CHALLENGE: Every entry must be echoed exactly.

INFORMATION SHOWN:

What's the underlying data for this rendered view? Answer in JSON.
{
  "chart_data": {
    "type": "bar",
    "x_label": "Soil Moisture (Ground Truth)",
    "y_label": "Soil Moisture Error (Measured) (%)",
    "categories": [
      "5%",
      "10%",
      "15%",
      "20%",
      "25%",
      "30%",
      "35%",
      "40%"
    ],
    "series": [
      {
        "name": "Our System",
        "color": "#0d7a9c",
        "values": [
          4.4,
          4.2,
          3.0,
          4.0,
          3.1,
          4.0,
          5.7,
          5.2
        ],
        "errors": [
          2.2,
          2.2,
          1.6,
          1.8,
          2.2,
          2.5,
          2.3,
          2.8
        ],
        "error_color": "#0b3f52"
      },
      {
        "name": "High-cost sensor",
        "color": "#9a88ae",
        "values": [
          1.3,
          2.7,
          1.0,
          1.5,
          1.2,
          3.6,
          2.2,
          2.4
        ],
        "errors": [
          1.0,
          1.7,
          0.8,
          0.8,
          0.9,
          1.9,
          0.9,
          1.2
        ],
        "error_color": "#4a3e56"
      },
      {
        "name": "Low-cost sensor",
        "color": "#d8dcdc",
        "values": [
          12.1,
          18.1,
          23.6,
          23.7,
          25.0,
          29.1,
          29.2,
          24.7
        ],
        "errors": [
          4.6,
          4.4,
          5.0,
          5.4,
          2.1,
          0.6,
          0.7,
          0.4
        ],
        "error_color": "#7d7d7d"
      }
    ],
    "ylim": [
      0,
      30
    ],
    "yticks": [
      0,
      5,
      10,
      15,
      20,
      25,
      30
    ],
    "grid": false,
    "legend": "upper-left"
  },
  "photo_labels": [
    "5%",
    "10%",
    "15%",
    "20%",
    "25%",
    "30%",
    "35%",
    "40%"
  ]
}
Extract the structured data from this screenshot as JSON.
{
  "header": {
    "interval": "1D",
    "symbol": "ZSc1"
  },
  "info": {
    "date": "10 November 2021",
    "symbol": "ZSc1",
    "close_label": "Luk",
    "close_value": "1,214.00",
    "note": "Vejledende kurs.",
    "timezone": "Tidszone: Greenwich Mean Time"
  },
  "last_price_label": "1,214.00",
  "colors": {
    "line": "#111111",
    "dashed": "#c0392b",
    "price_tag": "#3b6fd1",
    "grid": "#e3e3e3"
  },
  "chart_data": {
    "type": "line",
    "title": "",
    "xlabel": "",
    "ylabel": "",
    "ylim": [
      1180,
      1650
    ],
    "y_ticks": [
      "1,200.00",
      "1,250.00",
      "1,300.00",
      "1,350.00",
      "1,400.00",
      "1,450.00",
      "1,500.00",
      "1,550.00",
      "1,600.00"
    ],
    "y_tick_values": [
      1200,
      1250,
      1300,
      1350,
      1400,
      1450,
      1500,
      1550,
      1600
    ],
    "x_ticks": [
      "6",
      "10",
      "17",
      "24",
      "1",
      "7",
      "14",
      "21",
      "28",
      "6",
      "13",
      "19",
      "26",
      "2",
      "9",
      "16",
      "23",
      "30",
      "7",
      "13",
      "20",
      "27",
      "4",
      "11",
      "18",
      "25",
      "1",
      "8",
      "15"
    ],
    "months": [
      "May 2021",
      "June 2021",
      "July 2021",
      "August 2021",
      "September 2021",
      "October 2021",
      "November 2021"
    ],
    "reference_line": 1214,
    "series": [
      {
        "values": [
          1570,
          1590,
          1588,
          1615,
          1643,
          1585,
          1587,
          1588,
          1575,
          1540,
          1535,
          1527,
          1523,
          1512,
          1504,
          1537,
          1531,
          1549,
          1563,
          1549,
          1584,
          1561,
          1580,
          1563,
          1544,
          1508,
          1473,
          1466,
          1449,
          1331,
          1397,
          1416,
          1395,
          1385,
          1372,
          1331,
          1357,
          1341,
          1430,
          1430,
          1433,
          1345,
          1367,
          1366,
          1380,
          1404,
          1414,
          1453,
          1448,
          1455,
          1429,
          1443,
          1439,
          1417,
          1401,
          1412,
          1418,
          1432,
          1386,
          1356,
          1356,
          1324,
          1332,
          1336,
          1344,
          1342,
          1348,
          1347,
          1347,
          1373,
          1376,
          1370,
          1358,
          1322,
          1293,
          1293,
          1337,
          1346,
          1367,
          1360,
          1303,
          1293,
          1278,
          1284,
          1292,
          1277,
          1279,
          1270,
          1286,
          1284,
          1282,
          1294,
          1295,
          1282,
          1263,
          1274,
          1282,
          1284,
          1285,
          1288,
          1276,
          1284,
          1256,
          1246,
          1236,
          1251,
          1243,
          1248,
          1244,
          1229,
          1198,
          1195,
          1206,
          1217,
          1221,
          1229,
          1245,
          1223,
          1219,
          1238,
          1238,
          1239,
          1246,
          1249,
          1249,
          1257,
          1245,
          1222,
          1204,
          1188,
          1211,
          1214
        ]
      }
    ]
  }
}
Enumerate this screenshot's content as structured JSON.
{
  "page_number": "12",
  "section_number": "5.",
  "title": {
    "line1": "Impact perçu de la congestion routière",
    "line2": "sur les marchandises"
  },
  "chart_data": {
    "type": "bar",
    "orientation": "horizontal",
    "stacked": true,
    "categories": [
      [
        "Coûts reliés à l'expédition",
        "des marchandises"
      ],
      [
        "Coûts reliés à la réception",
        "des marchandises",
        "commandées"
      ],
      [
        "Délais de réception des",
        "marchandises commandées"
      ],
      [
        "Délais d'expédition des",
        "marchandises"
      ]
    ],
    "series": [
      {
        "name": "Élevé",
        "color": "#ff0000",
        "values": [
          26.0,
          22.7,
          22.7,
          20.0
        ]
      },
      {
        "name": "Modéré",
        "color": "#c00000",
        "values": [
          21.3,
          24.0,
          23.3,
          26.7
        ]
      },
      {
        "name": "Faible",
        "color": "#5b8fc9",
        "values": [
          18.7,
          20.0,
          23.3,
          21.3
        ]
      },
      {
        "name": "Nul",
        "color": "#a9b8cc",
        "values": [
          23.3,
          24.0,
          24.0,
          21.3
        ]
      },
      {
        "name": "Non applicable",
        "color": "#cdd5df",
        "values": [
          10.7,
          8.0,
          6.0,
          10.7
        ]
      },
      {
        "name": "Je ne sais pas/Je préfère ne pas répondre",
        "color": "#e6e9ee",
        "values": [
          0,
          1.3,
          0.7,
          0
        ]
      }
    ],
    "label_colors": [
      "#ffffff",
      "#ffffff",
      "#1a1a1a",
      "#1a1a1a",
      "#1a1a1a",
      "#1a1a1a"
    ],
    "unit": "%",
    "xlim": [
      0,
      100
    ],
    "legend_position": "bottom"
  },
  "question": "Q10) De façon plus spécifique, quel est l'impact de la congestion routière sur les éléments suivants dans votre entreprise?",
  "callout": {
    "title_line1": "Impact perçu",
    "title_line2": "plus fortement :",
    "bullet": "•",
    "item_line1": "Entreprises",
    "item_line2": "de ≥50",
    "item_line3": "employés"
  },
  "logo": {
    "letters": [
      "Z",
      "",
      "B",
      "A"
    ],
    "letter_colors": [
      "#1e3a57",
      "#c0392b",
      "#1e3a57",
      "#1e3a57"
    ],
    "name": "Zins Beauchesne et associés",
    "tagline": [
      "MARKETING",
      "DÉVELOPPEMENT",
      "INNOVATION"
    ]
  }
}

SOLUTION TO THE PROBLEM:
What's the underlying data for this rendered view? Answer in JSON.
{
  "chart_data": {
    "type": "bar",
    "x_label": "Soil Moisture (Ground Truth)",
    "y_label": "Soil Moisture Error (Measured) (%)",
    "categories": [
      "5%",
      "10%",
      "15%",
      "20%",
      "25%",
      "30%",
      "35%",
      "40%"
    ],
    "series": [
      {
        "name": "Our System",
        "color": "#0d7a9c",
        "values": [
          4.4,
          4.2,
          3.0,
          4.0,
          3.1,
          4.0,
          5.7,
          5.2
        ],
        "errors": [
          2.2,
          2.2,
          1.6,
          1.8,
          2.2,
          2.5,
          2.3,
          2.8
        ],
        "error_color": "#0b3f52"
      },
      {
        "name": "High-cost sensor",
        "color": "#9a88ae",
        "values": [
          1.3,
          2.7,
          1.0,
          1.5,
          1.2,
          3.6,
          2.2,
          2.4
        ],
        "errors": [
          1.0,
          1.7,
          0.8,
          0.8,
          0.9,
          1.9,
          0.9,
          1.2
        ],
        "error_color": "#4a3e56"
      },
      {
        "name": "Low-cost sensor",
        "color": "#d8dcdc",
        "values": [
          12.1,
          18.1,
          23.6,
          23.7,
          25.0,
          29.1,
          29.2,
          24.7
        ],
        "errors": [
          4.6,
          4.4,
          5.0,
          5.4,
          2.1,
          0.6,
          0.7,
          0.4
        ],
        "error_color": "#7d7d7d"
      }
    ],
    "ylim": [
      0,
      30
    ],
    "yticks": [
      0,
      5,
      10,
      15,
      20,
      25,
      30
    ],
    "grid": false,
    "legend": "upper-left"
  },
  "photo_labels": [
    "5%",
    "10%",
    "15%",
    "20%",
    "25%",
    "30%",
    "35%",
    "40%"
  ]
}
Extract the structured data from this screenshot as JSON.
{
  "header": {
    "interval": "1D",
    "symbol": "ZSc1"
  },
  "info": {
    "date": "10 November 2021",
    "symbol": "ZSc1",
    "close_label": "Luk",
    "close_value": "1,214.00",
    "note": "Vejledende kurs.",
    "timezone": "Tidszone: Greenwich Mean Time"
  },
  "last_price_label": "1,214.00",
  "colors": {
    "line": "#111111",
    "dashed": "#c0392b",
    "price_tag": "#3b6fd1",
    "grid": "#e3e3e3"
  },
  "chart_data": {
    "type": "line",
    "title": "",
    "xlabel": "",
    "ylabel": "",
    "ylim": [
      1180,
      1650
    ],
    "y_ticks": [
      "1,200.00",
      "1,250.00",
      "1,300.00",
      "1,350.00",
      "1,400.00",
      "1,450.00",
      "1,500.00",
      "1,550.00",
      "1,600.00"
    ],
    "y_tick_values": [
      1200,
      1250,
      1300,
      1350,
      1400,
      1450,
      1500,
      1550,
      1600
    ],
    "x_ticks": [
      "6",
      "10",
      "17",
      "24",
      "1",
      "7",
      "14",
      "21",
      "28",
      "6",
      "13",
      "19",
      "26",
      "2",
      "9",
      "16",
      "23",
      "30",
      "7",
      "13",
      "20",
      "27",
      "4",
      "11",
      "18",
      "25",
      "1",
      "8",
      "15"
    ],
    "months": [
      "May 2021",
      "June 2021",
      "July 2021",
      "August 2021",
      "September 2021",
      "October 2021",
      "November 2021"
    ],
    "reference_line": 1214,
    "series": [
      {
        "values": [
          1570,
          1590,
          1588,
          1615,
          1643,
          1585,
          1587,
          1588,
          1575,
          1540,
          1535,
          1527,
          1523,
          1512,
          1504,
          1537,
          1531,
          1549,
          1563,
          1549,
          1584,
          1561,
          1580,
          1563,
          1544,
          1508,
          1473,
          1466,
          1449,
          1331,
          1397,
          1416,
          1395,
          1385,
          1372,
          1331,
          1357,
          1341,
          1430,
          1430,
          1433,
          1345,
          1367,
          1366,
          1380,
          1404,
          1414,
          1453,
          1448,
          1455,
          1429,
          1443,
          1439,
          1417,
          1401,
          1412,
          1418,
          1432,
          1386,
          1356,
          1356,
          1324,
          1332,
          1336,
          1344,
          1342,
          1348,
          1347,
          1347,
          1373,
          1376,
          1370,
          1358,
          1322,
          1293,
          1293,
          1337,
          1346,
          1367,
          1360,
          1303,
          1293,
          1278,
          1284,
          1292,
          1277,
          1279,
          1270,
          1286,
          1284,
          1282,
          1294,
          1295,
          1282,
          1263,
          1274,
          1282,
          1284,
          1285,
          1288,
          1276,
          1284,
          1256,
          1246,
          1236,
          1251,
          1243,
          1248,
          1244,
          1229,
          1198,
          1195,
          1206,
          1217,
          1221,
          1229,
          1245,
          1223,
          1219,
          1238,
          1238,
          1239,
          1246,
          1249,
          1249,
          1257,
          1245,
          1222,
          1204,
          1188,
          1211,
          1214
        ]
      }
    ]
  }
}
Enumerate this screenshot's content as structured JSON.
{
  "page_number": "12",
  "section_number": "5.",
  "title": {
    "line1": "Impact perçu de la congestion routière",
    "line2": "sur les marchandises"
  },
  "chart_data": {
    "type": "bar",
    "orientation": "horizontal",
    "stacked": true,
    "categories": [
      [
        "Coûts reliés à l'expédition",
        "des marchandises"
      ],
      [
        "Coûts reliés à la réception",
        "des marchandises",
        "commandées"
      ],
      [
        "Délais de réception des",
        "marchandises commandées"
      ],
      [
        "Délais d'expédition des",
        "marchandises"
      ]
    ],
    "series": [
      {
        "name": "Élevé",
        "color": "#ff0000",
        "values": [
          26.0,
          22.7,
          22.7,
          20.0
        ]
      },
      {
        "name": "Modéré",
        "color": "#c00000",
        "values": [
          21.3,
          24.0,
          23.3,
          26.7
        ]
      },
      {
        "name": "Faible",
        "color": "#5b8fc9",
        "values": [
          18.7,
          20.0,
          23.3,
          21.3
        ]
      },
      {
        "name": "Nul",
        "color": "#a9b8cc",
        "values": [
          23.3,
          24.0,
          24.0,
          21.3
        ]
      },
      {
        "name": "Non applicable",
        "color": "#cdd5df",
        "values": [
          10.7,
          8.0,
          6.0,
          10.7
        ]
      },
      {
        "name": "Je ne sais pas/Je préfère ne pas répondre",
        "color": "#e6e9ee",
        "values": [
          0,
          1.3,
          0.7,
          0
        ]
      }
    ],
    "label_colors": [
      "#ffffff",
      "#ffffff",
      "#1a1a1a",
      "#1a1a1a",
      "#1a1a1a",
      "#1a1a1a"
    ],
    "unit": "%",
    "xlim": [
      0,
      100
    ],
    "legend_position": "bottom"
  },
  "question": "Q10) De façon plus spécifique, quel est l'impact de la congestion routière sur les éléments suivants dans votre entreprise?",
  "callout": {
    "title_line1": "Impact perçu",
    "title_line2": "plus fortement :",
    "bullet": "•",
    "item_line1": "Entreprises",
    "item_line2": "de ≥50",
    "item_line3": "employés"
  },
  "logo": {
    "letters": [
      "Z",
      "",
      "B",
      "A"
    ],
    "letter_colors": [
      "#1e3a57",
      "#c0392b",
      "#1e3a57",
      "#1e3a57"
    ],
    "name": "Zins Beauchesne et associés",
    "tagline": [
      "MARKETING",
      "DÉVELOPPEMENT",
      "INNOVATION"
    ]
  }
}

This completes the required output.